--- EXTRACTED DATA ---

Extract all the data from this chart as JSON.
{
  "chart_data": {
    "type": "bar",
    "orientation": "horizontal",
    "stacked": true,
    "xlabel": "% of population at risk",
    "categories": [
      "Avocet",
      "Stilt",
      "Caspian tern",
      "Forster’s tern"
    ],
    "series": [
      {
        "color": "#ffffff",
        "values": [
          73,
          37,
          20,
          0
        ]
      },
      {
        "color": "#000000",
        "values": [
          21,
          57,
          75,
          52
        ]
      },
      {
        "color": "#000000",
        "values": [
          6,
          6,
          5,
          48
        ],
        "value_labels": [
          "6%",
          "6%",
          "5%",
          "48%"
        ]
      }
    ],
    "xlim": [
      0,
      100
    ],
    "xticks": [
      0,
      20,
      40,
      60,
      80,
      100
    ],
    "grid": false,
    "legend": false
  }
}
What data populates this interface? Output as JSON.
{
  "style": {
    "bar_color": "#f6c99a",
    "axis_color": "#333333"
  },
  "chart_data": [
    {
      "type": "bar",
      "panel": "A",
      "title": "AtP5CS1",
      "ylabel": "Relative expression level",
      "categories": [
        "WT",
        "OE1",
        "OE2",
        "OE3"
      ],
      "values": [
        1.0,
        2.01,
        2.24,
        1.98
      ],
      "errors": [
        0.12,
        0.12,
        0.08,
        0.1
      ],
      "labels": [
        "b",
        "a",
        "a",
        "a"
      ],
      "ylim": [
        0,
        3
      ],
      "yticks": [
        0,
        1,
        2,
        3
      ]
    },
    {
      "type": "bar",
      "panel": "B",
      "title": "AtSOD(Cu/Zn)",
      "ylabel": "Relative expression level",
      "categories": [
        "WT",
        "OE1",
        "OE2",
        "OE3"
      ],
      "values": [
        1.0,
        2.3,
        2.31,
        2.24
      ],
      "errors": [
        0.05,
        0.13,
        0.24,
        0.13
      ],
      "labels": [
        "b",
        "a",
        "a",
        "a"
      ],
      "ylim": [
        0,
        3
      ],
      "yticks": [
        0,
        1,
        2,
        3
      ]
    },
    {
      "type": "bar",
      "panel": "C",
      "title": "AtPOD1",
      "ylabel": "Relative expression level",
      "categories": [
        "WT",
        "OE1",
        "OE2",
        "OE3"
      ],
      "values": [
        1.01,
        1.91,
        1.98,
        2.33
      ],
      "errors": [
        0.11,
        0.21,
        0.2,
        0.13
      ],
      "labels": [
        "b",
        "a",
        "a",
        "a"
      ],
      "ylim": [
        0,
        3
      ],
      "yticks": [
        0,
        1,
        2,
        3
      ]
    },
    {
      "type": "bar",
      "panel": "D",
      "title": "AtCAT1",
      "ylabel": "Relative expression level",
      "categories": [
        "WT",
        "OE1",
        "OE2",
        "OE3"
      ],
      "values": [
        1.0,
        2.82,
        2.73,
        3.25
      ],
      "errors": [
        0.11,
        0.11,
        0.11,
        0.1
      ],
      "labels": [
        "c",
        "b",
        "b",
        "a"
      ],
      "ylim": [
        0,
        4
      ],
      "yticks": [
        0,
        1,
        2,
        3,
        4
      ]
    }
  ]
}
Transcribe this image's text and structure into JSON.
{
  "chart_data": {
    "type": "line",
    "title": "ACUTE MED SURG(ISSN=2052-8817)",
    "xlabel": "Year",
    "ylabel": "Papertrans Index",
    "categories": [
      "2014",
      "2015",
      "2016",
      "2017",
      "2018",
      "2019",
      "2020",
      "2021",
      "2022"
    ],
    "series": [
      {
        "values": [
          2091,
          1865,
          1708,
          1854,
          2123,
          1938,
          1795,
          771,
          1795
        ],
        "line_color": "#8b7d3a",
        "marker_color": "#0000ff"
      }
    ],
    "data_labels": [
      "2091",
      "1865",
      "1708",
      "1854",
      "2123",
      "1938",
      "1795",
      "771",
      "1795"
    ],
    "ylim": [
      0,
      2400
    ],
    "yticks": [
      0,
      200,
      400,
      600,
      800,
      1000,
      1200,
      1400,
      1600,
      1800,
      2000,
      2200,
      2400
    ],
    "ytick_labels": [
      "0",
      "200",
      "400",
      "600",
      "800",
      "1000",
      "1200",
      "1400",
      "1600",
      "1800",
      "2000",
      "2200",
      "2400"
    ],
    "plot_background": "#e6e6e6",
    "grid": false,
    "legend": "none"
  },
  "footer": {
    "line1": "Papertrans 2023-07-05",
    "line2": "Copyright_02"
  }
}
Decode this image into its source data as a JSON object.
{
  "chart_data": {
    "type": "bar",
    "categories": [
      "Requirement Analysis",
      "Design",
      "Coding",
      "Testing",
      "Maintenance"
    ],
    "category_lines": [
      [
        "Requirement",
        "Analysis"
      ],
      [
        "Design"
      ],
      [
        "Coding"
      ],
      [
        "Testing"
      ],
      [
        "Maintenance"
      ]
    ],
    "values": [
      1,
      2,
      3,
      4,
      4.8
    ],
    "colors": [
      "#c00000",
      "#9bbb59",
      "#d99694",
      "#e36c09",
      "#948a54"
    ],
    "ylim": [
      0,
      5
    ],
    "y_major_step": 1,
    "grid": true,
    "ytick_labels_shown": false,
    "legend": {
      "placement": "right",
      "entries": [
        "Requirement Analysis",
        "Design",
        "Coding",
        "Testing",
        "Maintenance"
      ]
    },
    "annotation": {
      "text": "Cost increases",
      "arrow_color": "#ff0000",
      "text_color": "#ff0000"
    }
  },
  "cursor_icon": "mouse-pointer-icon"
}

---

## TASK DIRECTIONS
Copy every line that includes the string "Requirement" from the material above.

## WRITTEN RESPONSE
      "Requirement Analysis",
        "Requirement",
        "Requirement Analysis",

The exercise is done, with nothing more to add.